● **YOUR GOAL**
Quote all entries in full, exactly.

— start SOURCE RECORDS —

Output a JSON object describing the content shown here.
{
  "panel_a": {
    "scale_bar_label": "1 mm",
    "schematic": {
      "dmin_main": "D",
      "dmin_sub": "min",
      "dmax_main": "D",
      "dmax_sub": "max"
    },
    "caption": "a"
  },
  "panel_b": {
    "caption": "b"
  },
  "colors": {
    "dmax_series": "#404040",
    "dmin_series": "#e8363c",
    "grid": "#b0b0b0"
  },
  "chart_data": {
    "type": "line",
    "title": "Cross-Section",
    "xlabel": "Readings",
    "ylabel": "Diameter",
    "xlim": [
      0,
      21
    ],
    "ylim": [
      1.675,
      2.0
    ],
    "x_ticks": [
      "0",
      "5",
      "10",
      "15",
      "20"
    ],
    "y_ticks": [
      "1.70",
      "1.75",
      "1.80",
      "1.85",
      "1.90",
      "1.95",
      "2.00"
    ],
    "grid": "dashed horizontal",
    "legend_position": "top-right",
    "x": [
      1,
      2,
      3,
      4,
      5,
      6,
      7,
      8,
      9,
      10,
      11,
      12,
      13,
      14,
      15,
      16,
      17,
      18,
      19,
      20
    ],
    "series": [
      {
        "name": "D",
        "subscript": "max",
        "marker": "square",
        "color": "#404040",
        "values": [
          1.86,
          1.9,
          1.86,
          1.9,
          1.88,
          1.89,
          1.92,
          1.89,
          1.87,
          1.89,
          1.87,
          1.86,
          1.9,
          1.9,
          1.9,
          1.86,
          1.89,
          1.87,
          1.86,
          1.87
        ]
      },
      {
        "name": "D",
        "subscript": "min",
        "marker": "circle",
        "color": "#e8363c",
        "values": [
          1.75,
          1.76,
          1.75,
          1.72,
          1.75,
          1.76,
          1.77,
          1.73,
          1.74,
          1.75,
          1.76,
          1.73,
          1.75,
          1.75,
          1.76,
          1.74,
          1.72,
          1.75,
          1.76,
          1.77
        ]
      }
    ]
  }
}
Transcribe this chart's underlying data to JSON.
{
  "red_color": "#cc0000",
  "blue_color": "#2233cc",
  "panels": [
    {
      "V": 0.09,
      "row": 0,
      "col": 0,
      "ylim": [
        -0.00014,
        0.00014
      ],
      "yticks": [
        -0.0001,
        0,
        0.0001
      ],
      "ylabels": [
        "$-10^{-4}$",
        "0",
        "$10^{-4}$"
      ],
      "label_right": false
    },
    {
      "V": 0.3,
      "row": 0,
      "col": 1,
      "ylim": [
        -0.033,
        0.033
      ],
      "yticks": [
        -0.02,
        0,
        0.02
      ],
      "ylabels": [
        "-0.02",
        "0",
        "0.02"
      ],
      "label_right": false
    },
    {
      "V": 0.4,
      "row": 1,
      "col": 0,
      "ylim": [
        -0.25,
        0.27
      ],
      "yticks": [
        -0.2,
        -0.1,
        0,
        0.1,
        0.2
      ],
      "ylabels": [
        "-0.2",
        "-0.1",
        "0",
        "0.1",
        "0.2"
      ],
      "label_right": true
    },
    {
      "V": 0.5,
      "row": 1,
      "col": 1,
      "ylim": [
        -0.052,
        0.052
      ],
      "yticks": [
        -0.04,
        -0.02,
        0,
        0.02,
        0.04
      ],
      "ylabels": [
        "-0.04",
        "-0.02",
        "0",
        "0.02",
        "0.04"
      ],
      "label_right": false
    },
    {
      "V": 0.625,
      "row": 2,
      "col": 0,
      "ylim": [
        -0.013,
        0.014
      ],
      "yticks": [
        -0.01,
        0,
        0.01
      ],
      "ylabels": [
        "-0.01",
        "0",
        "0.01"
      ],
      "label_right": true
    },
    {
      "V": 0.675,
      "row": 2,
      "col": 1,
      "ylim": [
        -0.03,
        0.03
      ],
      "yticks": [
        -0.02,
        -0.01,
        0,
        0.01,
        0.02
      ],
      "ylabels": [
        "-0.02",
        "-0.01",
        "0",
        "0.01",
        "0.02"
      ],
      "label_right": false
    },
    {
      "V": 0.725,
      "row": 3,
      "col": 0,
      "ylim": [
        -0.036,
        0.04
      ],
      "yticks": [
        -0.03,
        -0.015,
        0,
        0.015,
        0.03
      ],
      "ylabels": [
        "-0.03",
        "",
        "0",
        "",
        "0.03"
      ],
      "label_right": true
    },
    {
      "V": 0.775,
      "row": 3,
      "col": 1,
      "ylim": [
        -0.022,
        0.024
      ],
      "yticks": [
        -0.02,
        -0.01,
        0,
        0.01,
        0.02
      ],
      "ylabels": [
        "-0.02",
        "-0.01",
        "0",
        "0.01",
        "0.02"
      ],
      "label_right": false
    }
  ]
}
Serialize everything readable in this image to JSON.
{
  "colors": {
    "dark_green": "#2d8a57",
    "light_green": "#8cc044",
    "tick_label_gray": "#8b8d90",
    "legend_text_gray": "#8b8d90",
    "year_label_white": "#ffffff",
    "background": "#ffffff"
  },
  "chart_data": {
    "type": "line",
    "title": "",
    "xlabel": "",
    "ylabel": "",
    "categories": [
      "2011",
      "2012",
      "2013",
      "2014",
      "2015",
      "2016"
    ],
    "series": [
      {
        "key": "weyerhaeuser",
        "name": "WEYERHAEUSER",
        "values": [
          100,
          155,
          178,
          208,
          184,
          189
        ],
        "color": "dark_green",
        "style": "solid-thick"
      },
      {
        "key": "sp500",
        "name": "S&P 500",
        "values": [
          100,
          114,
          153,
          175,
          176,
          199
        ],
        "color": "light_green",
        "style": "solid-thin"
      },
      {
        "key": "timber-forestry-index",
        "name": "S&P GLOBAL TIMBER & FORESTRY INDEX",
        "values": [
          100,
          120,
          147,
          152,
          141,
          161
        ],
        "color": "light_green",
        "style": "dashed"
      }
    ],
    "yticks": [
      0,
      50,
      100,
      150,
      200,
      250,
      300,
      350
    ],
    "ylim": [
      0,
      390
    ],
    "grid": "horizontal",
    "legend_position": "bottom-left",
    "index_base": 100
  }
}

— end SOURCE RECORDS —

● **TASK RESULT**
Output a JSON object describing the content shown here.
{
  "panel_a": {
    "scale_bar_label": "1 mm",
    "schematic": {
      "dmin_main": "D",
      "dmin_sub": "min",
      "dmax_main": "D",
      "dmax_sub": "max"
    },
    "caption": "a"
  },
  "panel_b": {
    "caption": "b"
  },
  "colors": {
    "dmax_series": "#404040",
    "dmin_series": "#e8363c",
    "grid": "#b0b0b0"
  },
  "chart_data": {
    "type": "line",
    "title": "Cross-Section",
    "xlabel": "Readings",
    "ylabel": "Diameter",
    "xlim": [
      0,
      21
    ],
    "ylim": [
      1.675,
      2.0
    ],
    "x_ticks": [
      "0",
      "5",
      "10",
      "15",
      "20"
    ],
    "y_ticks": [
      "1.70",
      "1.75",
      "1.80",
      "1.85",
      "1.90",
      "1.95",
      "2.00"
    ],
    "grid": "dashed horizontal",
    "legend_position": "top-right",
    "x": [
      1,
      2,
      3,
      4,
      5,
      6,
      7,
      8,
      9,
      10,
      11,
      12,
      13,
      14,
      15,
      16,
      17,
      18,
      19,
      20
    ],
    "series": [
      {
        "name": "D",
        "subscript": "max",
        "marker": "square",
        "color": "#404040",
        "values": [
          1.86,
          1.9,
          1.86,
          1.9,
          1.88,
          1.89,
          1.92,
          1.89,
          1.87,
          1.89,
          1.87,
          1.86,
          1.9,
          1.9,
          1.9,
          1.86,
          1.89,
          1.87,
          1.86,
          1.87
        ]
      },
      {
        "name": "D",
        "subscript": "min",
        "marker": "circle",
        "color": "#e8363c",
        "values": [
          1.75,
          1.76,
          1.75,
          1.72,
          1.75,
          1.76,
          1.77,
          1.73,
          1.74,
          1.75,
          1.76,
          1.73,
          1.75,
          1.75,
          1.76,
          1.74,
          1.72,
          1.75,
          1.76,
          1.77
        ]
      }
    ]
  }
}
Transcribe this chart's underlying data to JSON.
{
  "red_color": "#cc0000",
  "blue_color": "#2233cc",
  "panels": [
    {
      "V": 0.09,
      "row": 0,
      "col": 0,
      "ylim": [
        -0.00014,
        0.00014
      ],
      "yticks": [
        -0.0001,
        0,
        0.0001
      ],
      "ylabels": [
        "$-10^{-4}$",
        "0",
        "$10^{-4}$"
      ],
      "label_right": false
    },
    {
      "V": 0.3,
      "row": 0,
      "col": 1,
      "ylim": [
        -0.033,
        0.033
      ],
      "yticks": [
        -0.02,
        0,
        0.02
      ],
      "ylabels": [
        "-0.02",
        "0",
        "0.02"
      ],
      "label_right": false
    },
    {
      "V": 0.4,
      "row": 1,
      "col": 0,
      "ylim": [
        -0.25,
        0.27
      ],
      "yticks": [
        -0.2,
        -0.1,
        0,
        0.1,
        0.2
      ],
      "ylabels": [
        "-0.2",
        "-0.1",
        "0",
        "0.1",
        "0.2"
      ],
      "label_right": true
    },
    {
      "V": 0.5,
      "row": 1,
      "col": 1,
      "ylim": [
        -0.052,
        0.052
      ],
      "yticks": [
        -0.04,
        -0.02,
        0,
        0.02,
        0.04
      ],
      "ylabels": [
        "-0.04",
        "-0.02",
        "0",
        "0.02",
        "0.04"
      ],
      "label_right": false
    },
    {
      "V": 0.625,
      "row": 2,
      "col": 0,
      "ylim": [
        -0.013,
        0.014
      ],
      "yticks": [
        -0.01,
        0,
        0.01
      ],
      "ylabels": [
        "-0.01",
        "0",
        "0.01"
      ],
      "label_right": true
    },
    {
      "V": 0.675,
      "row": 2,
      "col": 1,
      "ylim": [
        -0.03,
        0.03
      ],
      "yticks": [
        -0.02,
        -0.01,
        0,
        0.01,
        0.02
      ],
      "ylabels": [
        "-0.02",
        "-0.01",
        "0",
        "0.01",
        "0.02"
      ],
      "label_right": false
    },
    {
      "V": 0.725,
      "row": 3,
      "col": 0,
      "ylim": [
        -0.036,
        0.04
      ],
      "yticks": [
        -0.03,
        -0.015,
        0,
        0.015,
        0.03
      ],
      "ylabels": [
        "-0.03",
        "",
        "0",
        "",
        "0.03"
      ],
      "label_right": true
    },
    {
      "V": 0.775,
      "row": 3,
      "col": 1,
      "ylim": [
        -0.022,
        0.024
      ],
      "yticks": [
        -0.02,
        -0.01,
        0,
        0.01,
        0.02
      ],
      "ylabels": [
        "-0.02",
        "-0.01",
        "0",
        "0.01",
        "0.02"
      ],
      "label_right": false
    }
  ]
}
Serialize everything readable in this image to JSON.
{
  "colors": {
    "dark_green": "#2d8a57",
    "light_green": "#8cc044",
    "tick_label_gray": "#8b8d90",
    "legend_text_gray": "#8b8d90",
    "year_label_white": "#ffffff",
    "background": "#ffffff"
  },
  "chart_data": {
    "type": "line",
    "title": "",
    "xlabel": "",
    "ylabel": "",
    "categories": [
      "2011",
      "2012",
      "2013",
      "2014",
      "2015",
      "2016"
    ],
    "series": [
      {
        "key": "weyerhaeuser",
        "name": "WEYERHAEUSER",
        "values": [
          100,
          155,
          178,
          208,
          184,
          189
        ],
        "color": "dark_green",
        "style": "solid-thick"
      },
      {
        "key": "sp500",
        "name": "S&P 500",
        "values": [
          100,
          114,
          153,
          175,
          176,
          199
        ],
        "color": "light_green",
        "style": "solid-thin"
      },
      {
        "key": "timber-forestry-index",
        "name": "S&P GLOBAL TIMBER & FORESTRY INDEX",
        "values": [
          100,
          120,
          147,
          152,
          141,
          161
        ],
        "color": "light_green",
        "style": "dashed"
      }
    ],
    "yticks": [
      0,
      50,
      100,
      150,
      200,
      250,
      300,
      350
    ],
    "ylim": [
      0,
      390
    ],
    "grid": "horizontal",
    "legend_position": "bottom-left",
    "index_base": 100
  }
}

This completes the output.